## [What you will do]
Write out the records from their first line through the line that contains "Y-axis label: Number", both included, with every character unchanged.

=====

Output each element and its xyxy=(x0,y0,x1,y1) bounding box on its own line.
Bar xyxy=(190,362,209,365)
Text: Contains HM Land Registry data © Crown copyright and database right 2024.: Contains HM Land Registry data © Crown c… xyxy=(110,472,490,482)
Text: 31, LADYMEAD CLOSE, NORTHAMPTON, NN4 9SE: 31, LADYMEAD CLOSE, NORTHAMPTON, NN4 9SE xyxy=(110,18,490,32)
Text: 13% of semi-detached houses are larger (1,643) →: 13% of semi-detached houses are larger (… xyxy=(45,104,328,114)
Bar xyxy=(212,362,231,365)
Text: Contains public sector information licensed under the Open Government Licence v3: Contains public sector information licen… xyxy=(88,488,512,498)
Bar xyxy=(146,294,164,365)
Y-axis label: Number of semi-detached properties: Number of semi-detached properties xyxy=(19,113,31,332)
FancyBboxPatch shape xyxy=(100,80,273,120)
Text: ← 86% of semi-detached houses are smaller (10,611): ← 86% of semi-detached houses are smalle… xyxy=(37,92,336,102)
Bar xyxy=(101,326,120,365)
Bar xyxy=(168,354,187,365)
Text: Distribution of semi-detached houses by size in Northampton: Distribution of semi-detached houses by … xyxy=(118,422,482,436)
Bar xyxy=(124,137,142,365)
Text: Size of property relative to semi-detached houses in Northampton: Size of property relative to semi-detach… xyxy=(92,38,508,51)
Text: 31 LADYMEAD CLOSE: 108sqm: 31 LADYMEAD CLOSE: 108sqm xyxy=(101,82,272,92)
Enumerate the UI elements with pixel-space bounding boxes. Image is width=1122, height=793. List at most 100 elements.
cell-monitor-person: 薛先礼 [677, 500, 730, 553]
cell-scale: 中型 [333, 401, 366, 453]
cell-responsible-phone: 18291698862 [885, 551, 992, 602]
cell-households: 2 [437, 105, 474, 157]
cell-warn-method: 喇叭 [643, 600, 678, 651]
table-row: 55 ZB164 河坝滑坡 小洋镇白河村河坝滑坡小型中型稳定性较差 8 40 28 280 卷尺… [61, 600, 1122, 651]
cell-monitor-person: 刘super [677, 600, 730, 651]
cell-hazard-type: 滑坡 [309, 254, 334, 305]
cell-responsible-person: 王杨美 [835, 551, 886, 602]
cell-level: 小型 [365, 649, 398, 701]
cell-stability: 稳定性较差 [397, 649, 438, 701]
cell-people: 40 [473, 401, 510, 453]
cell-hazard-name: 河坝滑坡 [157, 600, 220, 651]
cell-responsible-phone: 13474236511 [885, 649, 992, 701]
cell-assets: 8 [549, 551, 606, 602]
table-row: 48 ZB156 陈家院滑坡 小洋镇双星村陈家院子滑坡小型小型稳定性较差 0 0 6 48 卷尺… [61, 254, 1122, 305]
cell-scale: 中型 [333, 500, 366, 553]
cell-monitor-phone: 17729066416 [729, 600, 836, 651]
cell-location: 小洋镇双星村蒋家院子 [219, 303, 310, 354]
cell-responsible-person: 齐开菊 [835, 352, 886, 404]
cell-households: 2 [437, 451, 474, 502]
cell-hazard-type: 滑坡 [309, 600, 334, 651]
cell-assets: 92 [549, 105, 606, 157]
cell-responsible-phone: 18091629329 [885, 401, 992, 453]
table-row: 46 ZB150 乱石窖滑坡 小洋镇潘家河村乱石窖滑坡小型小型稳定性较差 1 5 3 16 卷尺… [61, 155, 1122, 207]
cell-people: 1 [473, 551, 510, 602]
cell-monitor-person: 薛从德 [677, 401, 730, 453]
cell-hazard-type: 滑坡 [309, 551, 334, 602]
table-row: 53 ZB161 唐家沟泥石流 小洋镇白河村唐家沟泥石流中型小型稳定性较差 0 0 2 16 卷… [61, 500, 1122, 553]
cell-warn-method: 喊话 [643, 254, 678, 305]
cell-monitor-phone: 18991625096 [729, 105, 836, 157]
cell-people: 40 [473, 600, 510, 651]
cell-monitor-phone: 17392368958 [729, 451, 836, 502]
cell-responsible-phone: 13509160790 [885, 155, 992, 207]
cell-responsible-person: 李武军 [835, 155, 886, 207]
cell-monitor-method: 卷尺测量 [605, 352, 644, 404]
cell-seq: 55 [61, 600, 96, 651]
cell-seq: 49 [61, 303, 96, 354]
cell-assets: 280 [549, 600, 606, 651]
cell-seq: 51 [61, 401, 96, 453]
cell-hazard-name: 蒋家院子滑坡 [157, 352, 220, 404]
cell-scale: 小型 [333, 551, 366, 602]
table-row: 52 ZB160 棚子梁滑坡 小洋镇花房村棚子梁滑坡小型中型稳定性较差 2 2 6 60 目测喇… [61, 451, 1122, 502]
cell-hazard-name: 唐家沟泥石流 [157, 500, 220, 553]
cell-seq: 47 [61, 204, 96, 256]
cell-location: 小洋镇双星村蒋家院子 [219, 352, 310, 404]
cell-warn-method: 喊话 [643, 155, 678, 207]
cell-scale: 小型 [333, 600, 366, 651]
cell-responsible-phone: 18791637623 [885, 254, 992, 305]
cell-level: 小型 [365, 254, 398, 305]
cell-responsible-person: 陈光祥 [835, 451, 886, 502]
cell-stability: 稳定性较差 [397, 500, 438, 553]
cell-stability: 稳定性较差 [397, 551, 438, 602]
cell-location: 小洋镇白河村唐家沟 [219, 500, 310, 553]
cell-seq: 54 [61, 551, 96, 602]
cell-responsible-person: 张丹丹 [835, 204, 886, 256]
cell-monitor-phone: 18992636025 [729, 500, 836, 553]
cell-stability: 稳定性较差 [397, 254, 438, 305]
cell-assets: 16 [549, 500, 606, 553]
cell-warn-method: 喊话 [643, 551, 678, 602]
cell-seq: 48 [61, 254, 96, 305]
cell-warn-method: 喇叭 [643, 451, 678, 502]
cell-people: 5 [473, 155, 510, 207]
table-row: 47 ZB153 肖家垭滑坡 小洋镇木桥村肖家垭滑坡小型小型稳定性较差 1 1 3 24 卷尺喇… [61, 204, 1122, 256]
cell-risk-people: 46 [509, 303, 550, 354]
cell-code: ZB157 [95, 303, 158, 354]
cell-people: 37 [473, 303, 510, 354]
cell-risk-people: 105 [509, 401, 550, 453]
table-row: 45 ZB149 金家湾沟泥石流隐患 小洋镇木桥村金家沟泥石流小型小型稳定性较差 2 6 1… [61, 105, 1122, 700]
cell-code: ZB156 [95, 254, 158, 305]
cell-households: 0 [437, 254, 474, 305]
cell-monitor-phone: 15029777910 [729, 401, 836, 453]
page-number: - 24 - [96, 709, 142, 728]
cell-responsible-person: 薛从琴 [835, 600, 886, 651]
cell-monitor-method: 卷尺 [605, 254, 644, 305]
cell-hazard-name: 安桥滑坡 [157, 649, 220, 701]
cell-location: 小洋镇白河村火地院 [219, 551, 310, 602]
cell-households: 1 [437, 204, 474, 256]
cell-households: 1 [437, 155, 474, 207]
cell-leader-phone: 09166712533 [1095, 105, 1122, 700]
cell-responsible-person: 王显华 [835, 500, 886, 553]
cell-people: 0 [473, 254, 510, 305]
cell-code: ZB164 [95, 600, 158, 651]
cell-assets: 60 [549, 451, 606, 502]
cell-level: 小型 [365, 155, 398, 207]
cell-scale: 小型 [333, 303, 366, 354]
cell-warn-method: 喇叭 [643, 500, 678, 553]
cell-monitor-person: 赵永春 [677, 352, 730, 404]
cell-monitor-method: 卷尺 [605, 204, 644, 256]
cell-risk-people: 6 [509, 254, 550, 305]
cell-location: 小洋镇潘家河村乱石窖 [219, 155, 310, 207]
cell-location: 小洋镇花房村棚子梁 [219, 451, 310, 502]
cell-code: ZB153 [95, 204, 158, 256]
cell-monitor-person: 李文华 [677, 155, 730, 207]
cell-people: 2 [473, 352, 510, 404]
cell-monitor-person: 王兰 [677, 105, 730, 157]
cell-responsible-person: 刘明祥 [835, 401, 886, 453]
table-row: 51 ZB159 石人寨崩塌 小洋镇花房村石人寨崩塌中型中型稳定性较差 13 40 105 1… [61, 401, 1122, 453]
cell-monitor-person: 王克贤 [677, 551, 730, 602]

=====

## [Expected answer]
Output each element and its xyxy=(x0,y0,x1,y1) bounding box on its own line.
Bar xyxy=(190,362,209,365)
Text: Contains HM Land Registry data © Crown copyright and database right 2024.: Contains HM Land Registry data © Crown c… xyxy=(110,472,490,482)
Text: 31, LADYMEAD CLOSE, NORTHAMPTON, NN4 9SE: 31, LADYMEAD CLOSE, NORTHAMPTON, NN4 9SE xyxy=(110,18,490,32)
Text: 13% of semi-detached houses are larger (1,643) →: 13% of semi-detached houses are larger (… xyxy=(45,104,328,114)
Bar xyxy=(212,362,231,365)
Text: Contains public sector information licensed under the Open Government Licence v3: Contains public sector information licen… xyxy=(88,488,512,498)
Bar xyxy=(146,294,164,365)
Y-axis label: Number of semi-detached properties: Number of semi-detached properties xyxy=(19,113,31,332)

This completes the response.